[Entries from a dataset]
— begin —

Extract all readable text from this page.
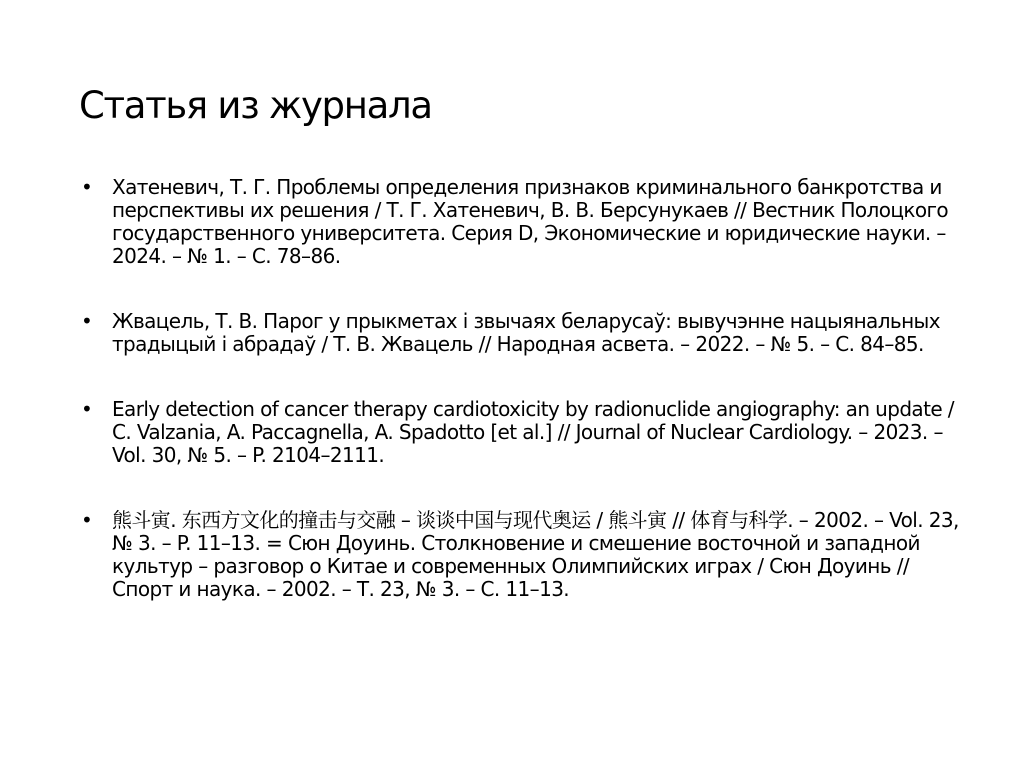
Статья из журнала
• Хатеневич, Т. Г. Проблемы определения признаков криминального банкротства и перспективы их решения / Т. Г. Хатеневич, В. В. Берсунукаев // Вестник Полоцкого государственного университета. Серия D, Экономические и юридические науки. – 2024. – № 1. – С. 78–86.
• Жвацель, Т. В. Парог у прыкметах і звычаях беларусаў: вывучэнне нацыянальных традыцый і абрадаў / Т. В. Жвацель // Народная асвета. – 2022. – № 5. – С. 84–85.
• Early detection of cancer therapy cardiotoxicity by radionuclide angiography: an update / C. Valzania, A. Paccagnella, A. Spadotto [et al.] // Journal of Nuclear Cardiology. – 2023. – Vol. 30, № 5. – P. 2104–2111.
• 熊斗寅. 东西方文化的撞击与交融 – 谈谈中国与现代奥运 / 熊斗寅 // 体育与科学. – 2002. – Vol. 23, № 3. – P. 11–13. = Сюн Доуинь. Столкновение и смешение восточной и западной культур – разговор о Китае и современных Олимпийских играх / Сюн Доуинь // Спорт и наука. – 2002. – Т. 23, № 3. – С. 11–13.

— end —

- [REQUEST] Reproduce the listing exactly. Leave its pictures out.

- [RESPONSE]
Extract all readable text from this page.
Статья из журнала
• Хатеневич, Т. Г. Проблемы определения признаков криминального банкротства и перспективы их решения / Т. Г. Хатеневич, В. В. Берсунукаев // Вестник Полоцкого государственного университета. Серия D, Экономические и юридические науки. – 2024. – № 1. – С. 78–86.
• Жвацель, Т. В. Парог у прыкметах і звычаях беларусаў: вывучэнне нацыянальных традыцый і абрадаў / Т. В. Жвацель // Народная асвета. – 2022. – № 5. – С. 84–85.
• Early detection of cancer therapy cardiotoxicity by radionuclide angiography: an update / C. Valzania, A. Paccagnella, A. Spadotto [et al.] // Journal of Nuclear Cardiology. – 2023. – Vol. 30, № 5. – P. 2104–2111.
• 熊斗寅. 东西方文化的撞击与交融 – 谈谈中国与现代奥运 / 熊斗寅 // 体育与科学. – 2002. – Vol. 23, № 3. – P. 11–13. = Сюн Доуинь. Столкновение и смешение восточной и западной культур – разговор о Китае и современных Олимпийских играх / Сюн Доуинь // Спорт и наука. – 2002. – Т. 23, № 3. – С. 11–13.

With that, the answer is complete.